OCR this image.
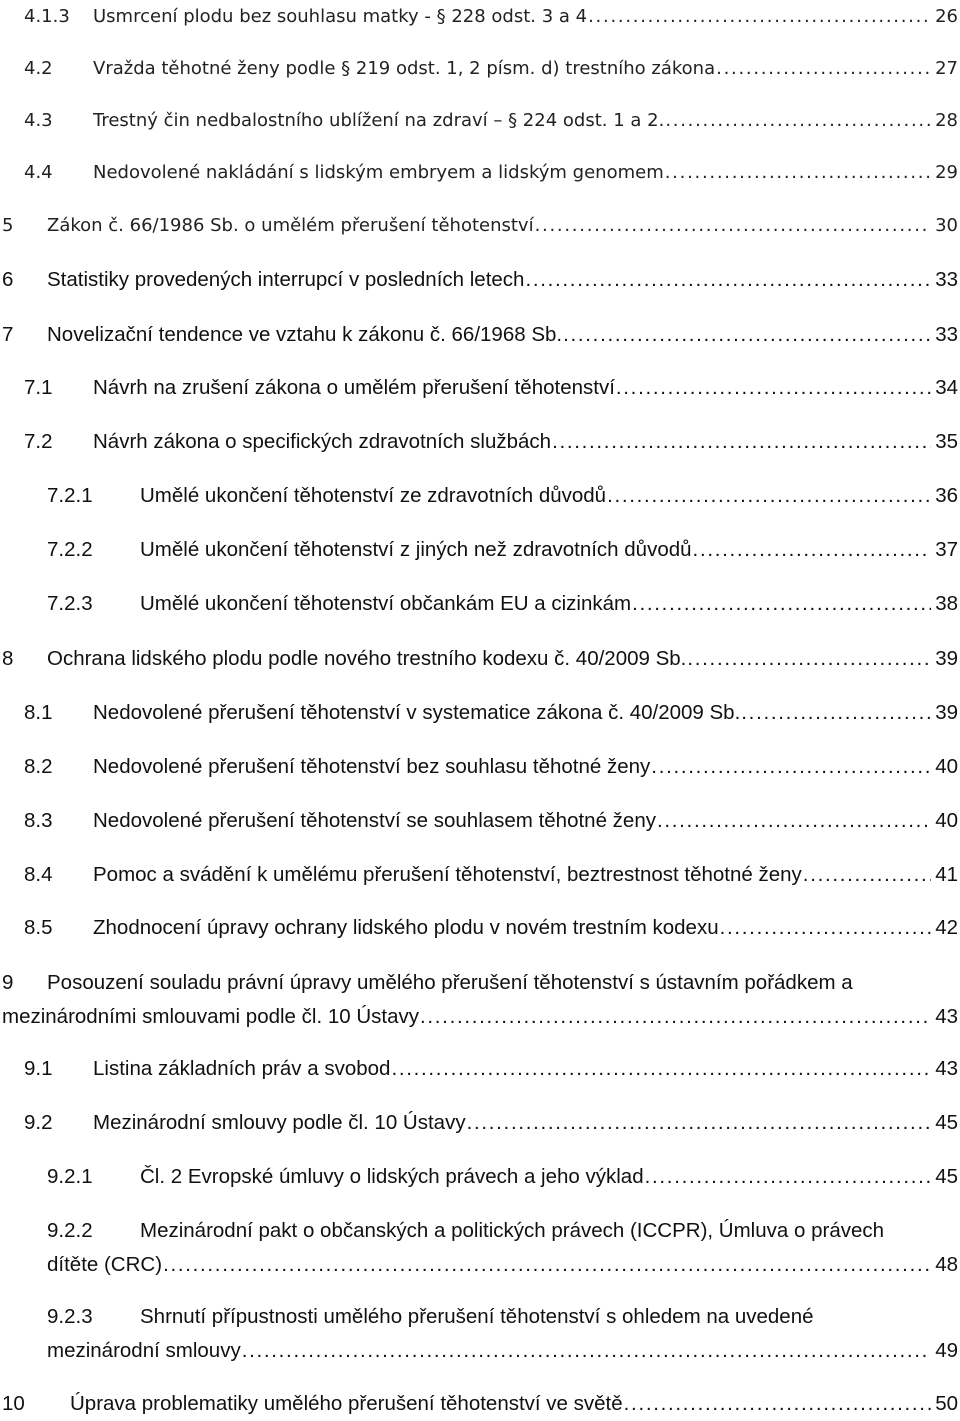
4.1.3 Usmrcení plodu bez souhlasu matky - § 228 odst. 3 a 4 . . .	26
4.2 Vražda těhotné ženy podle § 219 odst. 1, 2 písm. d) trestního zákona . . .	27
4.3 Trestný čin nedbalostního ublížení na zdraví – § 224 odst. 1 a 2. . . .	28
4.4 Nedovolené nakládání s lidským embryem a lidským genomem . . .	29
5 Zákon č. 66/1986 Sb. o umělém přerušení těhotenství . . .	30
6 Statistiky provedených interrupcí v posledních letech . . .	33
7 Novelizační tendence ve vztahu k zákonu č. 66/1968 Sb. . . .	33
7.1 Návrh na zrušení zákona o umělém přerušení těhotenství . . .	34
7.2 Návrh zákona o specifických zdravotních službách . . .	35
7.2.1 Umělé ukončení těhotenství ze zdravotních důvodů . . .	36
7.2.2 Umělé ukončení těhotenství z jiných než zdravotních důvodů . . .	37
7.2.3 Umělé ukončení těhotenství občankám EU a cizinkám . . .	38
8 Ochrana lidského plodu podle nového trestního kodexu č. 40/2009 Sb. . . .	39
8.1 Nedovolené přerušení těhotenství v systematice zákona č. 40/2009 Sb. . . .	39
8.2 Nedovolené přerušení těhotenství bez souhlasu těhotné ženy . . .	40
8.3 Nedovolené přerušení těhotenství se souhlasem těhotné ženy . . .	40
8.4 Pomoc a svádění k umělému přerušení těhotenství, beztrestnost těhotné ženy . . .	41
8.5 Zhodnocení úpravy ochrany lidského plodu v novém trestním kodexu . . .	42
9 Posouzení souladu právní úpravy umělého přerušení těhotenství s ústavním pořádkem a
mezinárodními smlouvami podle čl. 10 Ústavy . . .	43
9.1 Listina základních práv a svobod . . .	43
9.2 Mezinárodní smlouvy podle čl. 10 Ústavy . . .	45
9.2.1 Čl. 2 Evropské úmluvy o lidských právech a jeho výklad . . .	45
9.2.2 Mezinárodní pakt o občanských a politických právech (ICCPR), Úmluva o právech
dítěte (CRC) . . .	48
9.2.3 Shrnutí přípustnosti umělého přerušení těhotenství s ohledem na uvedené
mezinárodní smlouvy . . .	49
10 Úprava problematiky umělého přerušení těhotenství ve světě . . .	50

________

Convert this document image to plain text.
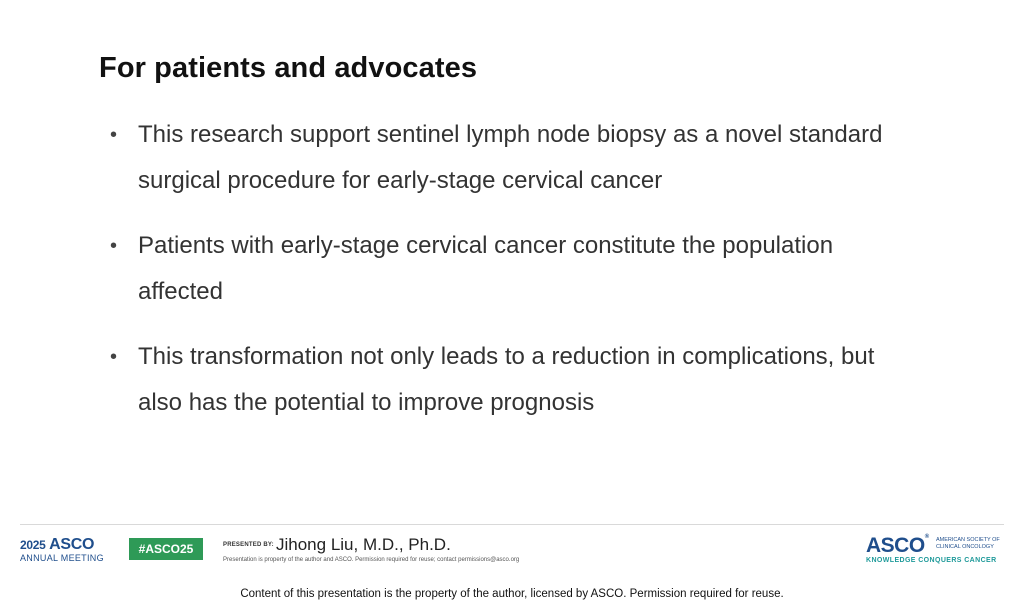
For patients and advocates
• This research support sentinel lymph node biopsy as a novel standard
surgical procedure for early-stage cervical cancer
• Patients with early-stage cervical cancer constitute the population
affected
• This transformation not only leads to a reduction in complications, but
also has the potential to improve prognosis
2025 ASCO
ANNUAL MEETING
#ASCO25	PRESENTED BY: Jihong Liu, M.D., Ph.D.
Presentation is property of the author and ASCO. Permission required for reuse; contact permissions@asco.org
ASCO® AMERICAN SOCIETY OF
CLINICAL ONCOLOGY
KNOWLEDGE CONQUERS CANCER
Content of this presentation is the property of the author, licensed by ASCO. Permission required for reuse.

________

WHAT TO DO: From the listing above, copy every line where the string "trestního" is found.

ANSWER BOX:
4.2 Vražda těhotné ženy podle § 219 odst. 1, 2 písm. d) trestního zákona . . .	27
8 Ochrana lidského plodu podle nového trestního kodexu č. 40/2009 Sb. . . .	39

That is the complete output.